**WRITTEN TASK:** In your copy, reproduce the entries exactly as they are, minus the images.

**DATA RECORDS:**
----
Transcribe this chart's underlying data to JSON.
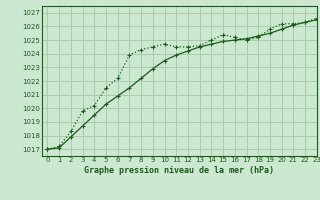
{
  "title": "Graphe pression niveau de la mer (hPa)",
  "bg_color": "#cce8d0",
  "grid_color": "#aaccaa",
  "line_color": "#1a5c1a",
  "xlim": [
    -0.5,
    23
  ],
  "ylim": [
    1016.5,
    1027.5
  ],
  "yticks": [
    1017,
    1018,
    1019,
    1020,
    1021,
    1022,
    1023,
    1024,
    1025,
    1026,
    1027
  ],
  "xticks": [
    0,
    1,
    2,
    3,
    4,
    5,
    6,
    7,
    8,
    9,
    10,
    11,
    12,
    13,
    14,
    15,
    16,
    17,
    18,
    19,
    20,
    21,
    22,
    23
  ],
  "line_solid_x": [
    0,
    1,
    2,
    3,
    4,
    5,
    6,
    7,
    8,
    9,
    10,
    11,
    12,
    13,
    14,
    15,
    16,
    17,
    18,
    19,
    20,
    21,
    22,
    23
  ],
  "line_solid_y": [
    1017.0,
    1017.1,
    1017.9,
    1018.7,
    1019.5,
    1020.3,
    1020.9,
    1021.5,
    1022.2,
    1022.9,
    1023.5,
    1023.9,
    1024.2,
    1024.5,
    1024.7,
    1024.9,
    1025.0,
    1025.1,
    1025.3,
    1025.5,
    1025.8,
    1026.1,
    1026.3,
    1026.5
  ],
  "line_dot_x": [
    0,
    1,
    2,
    3,
    4,
    5,
    6,
    7,
    8,
    9,
    10,
    11,
    12,
    13,
    14,
    15,
    16,
    17,
    18,
    19,
    20,
    21,
    22,
    23
  ],
  "line_dot_y": [
    1017.0,
    1017.2,
    1018.3,
    1019.8,
    1020.2,
    1021.5,
    1022.2,
    1023.9,
    1024.3,
    1024.5,
    1024.7,
    1024.5,
    1024.5,
    1024.6,
    1025.0,
    1025.4,
    1025.2,
    1025.0,
    1025.2,
    1025.8,
    1026.2,
    1026.2,
    1026.3,
    1026.6
  ]
}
----
**ANSWER TO THE EXERCISE:**
Transcribe this chart's underlying data to JSON.
{
  "title": "Graphe pression niveau de la mer (hPa)",
  "bg_color": "#cce8d0",
  "grid_color": "#aaccaa",
  "line_color": "#1a5c1a",
  "xlim": [
    -0.5,
    23
  ],
  "ylim": [
    1016.5,
    1027.5
  ],
  "yticks": [
    1017,
    1018,
    1019,
    1020,
    1021,
    1022,
    1023,
    1024,
    1025,
    1026,
    1027
  ],
  "xticks": [
    0,
    1,
    2,
    3,
    4,
    5,
    6,
    7,
    8,
    9,
    10,
    11,
    12,
    13,
    14,
    15,
    16,
    17,
    18,
    19,
    20,
    21,
    22,
    23
  ],
  "line_solid_x": [
    0,
    1,
    2,
    3,
    4,
    5,
    6,
    7,
    8,
    9,
    10,
    11,
    12,
    13,
    14,
    15,
    16,
    17,
    18,
    19,
    20,
    21,
    22,
    23
  ],
  "line_solid_y": [
    1017.0,
    1017.1,
    1017.9,
    1018.7,
    1019.5,
    1020.3,
    1020.9,
    1021.5,
    1022.2,
    1022.9,
    1023.5,
    1023.9,
    1024.2,
    1024.5,
    1024.7,
    1024.9,
    1025.0,
    1025.1,
    1025.3,
    1025.5,
    1025.8,
    1026.1,
    1026.3,
    1026.5
  ],
  "line_dot_x": [
    0,
    1,
    2,
    3,
    4,
    5,
    6,
    7,
    8,
    9,
    10,
    11,
    12,
    13,
    14,
    15,
    16,
    17,
    18,
    19,
    20,
    21,
    22,
    23
  ],
  "line_dot_y": [
    1017.0,
    1017.2,
    1018.3,
    1019.8,
    1020.2,
    1021.5,
    1022.2,
    1023.9,
    1024.3,
    1024.5,
    1024.7,
    1024.5,
    1024.5,
    1024.6,
    1025.0,
    1025.4,
    1025.2,
    1025.0,
    1025.2,
    1025.8,
    1026.2,
    1026.2,
    1026.3,
    1026.6
  ]
}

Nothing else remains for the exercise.